## DOCUMENT EXCERPT
Error when evaluating terms on interface-coupled multifield problem

[oriolcg]

I'm getting an error when evaluating multifield components on interfaces. The error only manifests for a specific component (trial left domain against test on the right domain) and only when evaluating the residual and not the jacobian. Does anyone faced similar issue before?

Here is a reproducer of the error:

module REPRODUCER
using Gridap
model = CartesianDiscreteModel((0,1),(2,))
Ω = Interior(model)
mask = [true,false]
Ω1 = Interior(model,mask)
Ω2 = Interior(model,.!mask)
reffe = ReferenceFE(lagrangian,VectorValue{1,Float64},1)
V1 = TestFESpace(Ω1,reffe,dirichlet_tags="boundary")
V2 = TestFESpace(Ω2,reffe,dirichlet_tags="boundary")
U1 = TrialFESpace(V1,VectorValue(0.0))
U2 = TrialFESpace(V2,VectorValue(0.0))
X = MultiFieldFESpace([U1,U2])
Y = MultiFieldFESpace([V1,V2])
u1_basis = get_trial_fe_basis(U1)
u2_basis = get_trial_fe_basis(U2)
v1_basis = get_fe_basis(V1)
v2_basis = get_fe_basis(V2)
op1 = u1_basis⋅v1_basis
op2 = u2_basis⋅v1_basis
op3 = u2_basis⋅v2_basis
op4 = u1_basis⋅v2_basis
println(" op1: ", op1(Point(0.5,)))
println(" op2: ", op2(Point(0.5,)))
println(" op3: ", op3(Point(0.5,)))
println(" op4: ", op4(Point(0.5,)))
u1h = interpolate(x -> VectorValue(2x[1]),U1)
u2h = interpolate(x -> VectorValue(2x[1]),U2)
op1h = u1h⋅v1_basis
op2h = u2h⋅v1_basis
op3h = u2h⋅v2_basis
op4h = u1h⋅v2_basis
println(" op1h: ", op1h(Point(0.5,)))
println(" op2h: ", op2h(Point(0.5,)))
println(" op3h: ", op3h(Point(0.5,)))   
println(" op4h: ", op4h(Point(0.5,)))
end

And this is the error message:

op1: [0.0 0.0; 0.0 1.0]
 op2: Matrix{Float64}(undef, 2, 0)

## ENTRIES SUPPLIED

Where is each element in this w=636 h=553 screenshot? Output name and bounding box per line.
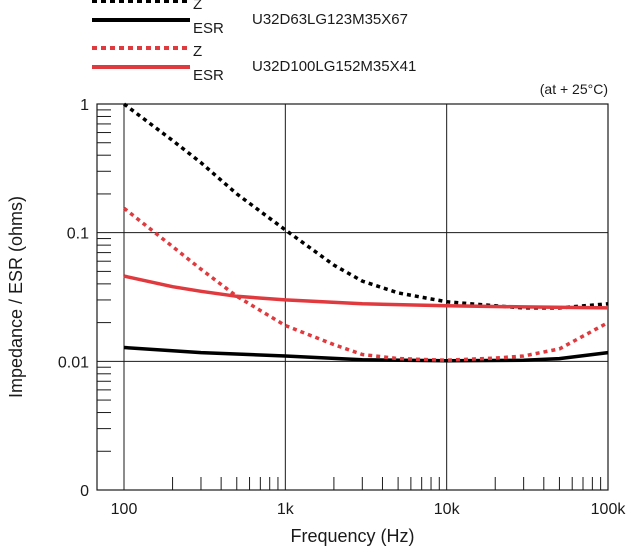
y-tick-label: 1 bbox=[80, 97, 89, 114]
legend-label: Z bbox=[193, 43, 202, 60]
y-tick-label: 0 bbox=[80, 483, 89, 500]
temperature-note: (at + 25°C) bbox=[540, 81, 608, 97]
series-line-2 bbox=[123, 345, 609, 363]
series-line-4 bbox=[123, 274, 609, 310]
y-tick-label: 0.1 bbox=[67, 226, 89, 243]
y-axis-title: Impedance / ESR (ohms) bbox=[6, 196, 26, 398]
x-tick-label: 10k bbox=[434, 501, 461, 518]
legend-label: ESR bbox=[193, 67, 224, 84]
axes bbox=[96, 103, 609, 491]
x-tick-label: 100 bbox=[111, 501, 138, 518]
legend: Z ESR U32D63LG123M35X67 Z ESR U32D100LG152M35… bbox=[92, 0, 416, 84]
tick-labels: 100 1k 10k 100k 0 0.01 0.1 1 bbox=[58, 97, 626, 518]
series-layer bbox=[122, 102, 609, 363]
x-axis-title: Frequency (Hz) bbox=[290, 526, 414, 546]
x-tick-label: 100k bbox=[591, 501, 627, 518]
y-tick-label: 0.01 bbox=[58, 354, 89, 371]
series-line-3 bbox=[122, 206, 609, 362]
legend-part-number: U32D100LG152M35X41 bbox=[252, 58, 416, 75]
x-tick-label: 1k bbox=[277, 501, 295, 518]
plot-frame bbox=[96, 103, 609, 491]
series-line-1 bbox=[122, 102, 609, 310]
grid bbox=[97, 103, 609, 490]
legend-label: Z bbox=[193, 0, 202, 13]
legend-label: ESR bbox=[193, 20, 224, 37]
legend-part-number: U32D63LG123M35X67 bbox=[252, 11, 408, 28]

## TASK DIRECTIONS
Answer these about the forum post on the interface-coupled multifield error:
(a) Does the post say the error shows up when evaluating the residual or the jacobian?
(b) What mask array is used to define Ω1?
(c) What output is printed for op1?

## EXERCISE ANSWER
(a) Only when evaluating the residual, not the jacobian.
(b) [true,false]
(c) [0.0 0.0; 0.0 1.0]